PROBLEM: Provide an exact reproduction of every entry.

RECORDS SUPPLIED:
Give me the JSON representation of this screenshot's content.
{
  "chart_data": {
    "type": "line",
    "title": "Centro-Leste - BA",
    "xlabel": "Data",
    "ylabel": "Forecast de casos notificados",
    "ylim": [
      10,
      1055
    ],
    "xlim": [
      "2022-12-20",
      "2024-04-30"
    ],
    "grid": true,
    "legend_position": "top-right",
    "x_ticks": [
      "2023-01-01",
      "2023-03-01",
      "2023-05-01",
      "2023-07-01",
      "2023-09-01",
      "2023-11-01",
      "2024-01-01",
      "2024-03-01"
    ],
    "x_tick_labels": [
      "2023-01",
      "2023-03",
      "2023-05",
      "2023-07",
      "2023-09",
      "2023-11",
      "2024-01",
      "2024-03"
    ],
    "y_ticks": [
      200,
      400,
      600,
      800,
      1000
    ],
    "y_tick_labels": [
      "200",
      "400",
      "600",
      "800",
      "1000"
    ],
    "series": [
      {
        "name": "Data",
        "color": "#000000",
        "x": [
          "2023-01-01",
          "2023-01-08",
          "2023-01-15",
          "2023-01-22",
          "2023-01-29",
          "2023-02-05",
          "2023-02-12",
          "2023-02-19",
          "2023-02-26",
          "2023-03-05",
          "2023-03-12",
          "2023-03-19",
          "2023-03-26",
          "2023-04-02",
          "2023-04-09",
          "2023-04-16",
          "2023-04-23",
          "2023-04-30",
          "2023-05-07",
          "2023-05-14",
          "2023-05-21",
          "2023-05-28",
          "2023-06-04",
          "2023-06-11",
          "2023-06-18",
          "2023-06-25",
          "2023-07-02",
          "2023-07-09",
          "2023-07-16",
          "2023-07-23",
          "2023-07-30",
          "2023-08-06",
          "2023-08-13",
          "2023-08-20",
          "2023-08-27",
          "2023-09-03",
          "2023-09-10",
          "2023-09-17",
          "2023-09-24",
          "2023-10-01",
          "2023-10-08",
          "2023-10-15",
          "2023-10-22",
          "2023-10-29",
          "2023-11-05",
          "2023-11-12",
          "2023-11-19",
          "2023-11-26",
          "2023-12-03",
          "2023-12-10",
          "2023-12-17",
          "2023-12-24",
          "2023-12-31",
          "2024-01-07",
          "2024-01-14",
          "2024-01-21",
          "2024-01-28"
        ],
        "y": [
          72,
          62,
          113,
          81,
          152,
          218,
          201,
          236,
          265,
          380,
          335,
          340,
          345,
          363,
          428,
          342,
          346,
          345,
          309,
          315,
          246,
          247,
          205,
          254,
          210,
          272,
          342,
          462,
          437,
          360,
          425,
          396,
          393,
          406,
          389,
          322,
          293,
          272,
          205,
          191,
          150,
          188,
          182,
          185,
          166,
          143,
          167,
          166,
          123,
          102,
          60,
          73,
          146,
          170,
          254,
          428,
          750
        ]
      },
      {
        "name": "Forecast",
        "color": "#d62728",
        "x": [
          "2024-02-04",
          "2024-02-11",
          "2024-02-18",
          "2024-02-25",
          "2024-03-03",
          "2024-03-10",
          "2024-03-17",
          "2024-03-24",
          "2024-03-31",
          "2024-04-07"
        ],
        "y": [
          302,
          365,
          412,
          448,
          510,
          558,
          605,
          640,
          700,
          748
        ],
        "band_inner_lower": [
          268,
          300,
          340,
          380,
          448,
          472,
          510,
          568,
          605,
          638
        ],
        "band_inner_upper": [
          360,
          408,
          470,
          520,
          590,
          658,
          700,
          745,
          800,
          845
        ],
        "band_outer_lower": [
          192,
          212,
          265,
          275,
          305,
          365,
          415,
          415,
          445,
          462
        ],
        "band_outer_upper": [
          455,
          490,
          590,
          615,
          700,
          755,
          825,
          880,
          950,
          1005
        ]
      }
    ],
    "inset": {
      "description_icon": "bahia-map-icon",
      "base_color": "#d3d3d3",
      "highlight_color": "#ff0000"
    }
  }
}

RESPONSE:
Give me the JSON representation of this screenshot's content.
{
  "chart_data": {
    "type": "line",
    "title": "Centro-Leste - BA",
    "xlabel": "Data",
    "ylabel": "Forecast de casos notificados",
    "ylim": [
      10,
      1055
    ],
    "xlim": [
      "2022-12-20",
      "2024-04-30"
    ],
    "grid": true,
    "legend_position": "top-right",
    "x_ticks": [
      "2023-01-01",
      "2023-03-01",
      "2023-05-01",
      "2023-07-01",
      "2023-09-01",
      "2023-11-01",
      "2024-01-01",
      "2024-03-01"
    ],
    "x_tick_labels": [
      "2023-01",
      "2023-03",
      "2023-05",
      "2023-07",
      "2023-09",
      "2023-11",
      "2024-01",
      "2024-03"
    ],
    "y_ticks": [
      200,
      400,
      600,
      800,
      1000
    ],
    "y_tick_labels": [
      "200",
      "400",
      "600",
      "800",
      "1000"
    ],
    "series": [
      {
        "name": "Data",
        "color": "#000000",
        "x": [
          "2023-01-01",
          "2023-01-08",
          "2023-01-15",
          "2023-01-22",
          "2023-01-29",
          "2023-02-05",
          "2023-02-12",
          "2023-02-19",
          "2023-02-26",
          "2023-03-05",
          "2023-03-12",
          "2023-03-19",
          "2023-03-26",
          "2023-04-02",
          "2023-04-09",
          "2023-04-16",
          "2023-04-23",
          "2023-04-30",
          "2023-05-07",
          "2023-05-14",
          "2023-05-21",
          "2023-05-28",
          "2023-06-04",
          "2023-06-11",
          "2023-06-18",
          "2023-06-25",
          "2023-07-02",
          "2023-07-09",
          "2023-07-16",
          "2023-07-23",
          "2023-07-30",
          "2023-08-06",
          "2023-08-13",
          "2023-08-20",
          "2023-08-27",
          "2023-09-03",
          "2023-09-10",
          "2023-09-17",
          "2023-09-24",
          "2023-10-01",
          "2023-10-08",
          "2023-10-15",
          "2023-10-22",
          "2023-10-29",
          "2023-11-05",
          "2023-11-12",
          "2023-11-19",
          "2023-11-26",
          "2023-12-03",
          "2023-12-10",
          "2023-12-17",
          "2023-12-24",
          "2023-12-31",
          "2024-01-07",
          "2024-01-14",
          "2024-01-21",
          "2024-01-28"
        ],
        "y": [
          72,
          62,
          113,
          81,
          152,
          218,
          201,
          236,
          265,
          380,
          335,
          340,
          345,
          363,
          428,
          342,
          346,
          345,
          309,
          315,
          246,
          247,
          205,
          254,
          210,
          272,
          342,
          462,
          437,
          360,
          425,
          396,
          393,
          406,
          389,
          322,
          293,
          272,
          205,
          191,
          150,
          188,
          182,
          185,
          166,
          143,
          167,
          166,
          123,
          102,
          60,
          73,
          146,
          170,
          254,
          428,
          750
        ]
      },
      {
        "name": "Forecast",
        "color": "#d62728",
        "x": [
          "2024-02-04",
          "2024-02-11",
          "2024-02-18",
          "2024-02-25",
          "2024-03-03",
          "2024-03-10",
          "2024-03-17",
          "2024-03-24",
          "2024-03-31",
          "2024-04-07"
        ],
        "y": [
          302,
          365,
          412,
          448,
          510,
          558,
          605,
          640,
          700,
          748
        ],
        "band_inner_lower": [
          268,
          300,
          340,
          380,
          448,
          472,
          510,
          568,
          605,
          638
        ],
        "band_inner_upper": [
          360,
          408,
          470,
          520,
          590,
          658,
          700,
          745,
          800,
          845
        ],
        "band_outer_lower": [
          192,
          212,
          265,
          275,
          305,
          365,
          415,
          415,
          445,
          462
        ],
        "band_outer_upper": [
          455,
          490,
          590,
          615,
          700,
          755,
          825,
          880,
          950,
          1005
        ]
      }
    ],
    "inset": {
      "description_icon": "bahia-map-icon",
      "base_color": "#d3d3d3",
      "highlight_color": "#ff0000"
    }
  }
}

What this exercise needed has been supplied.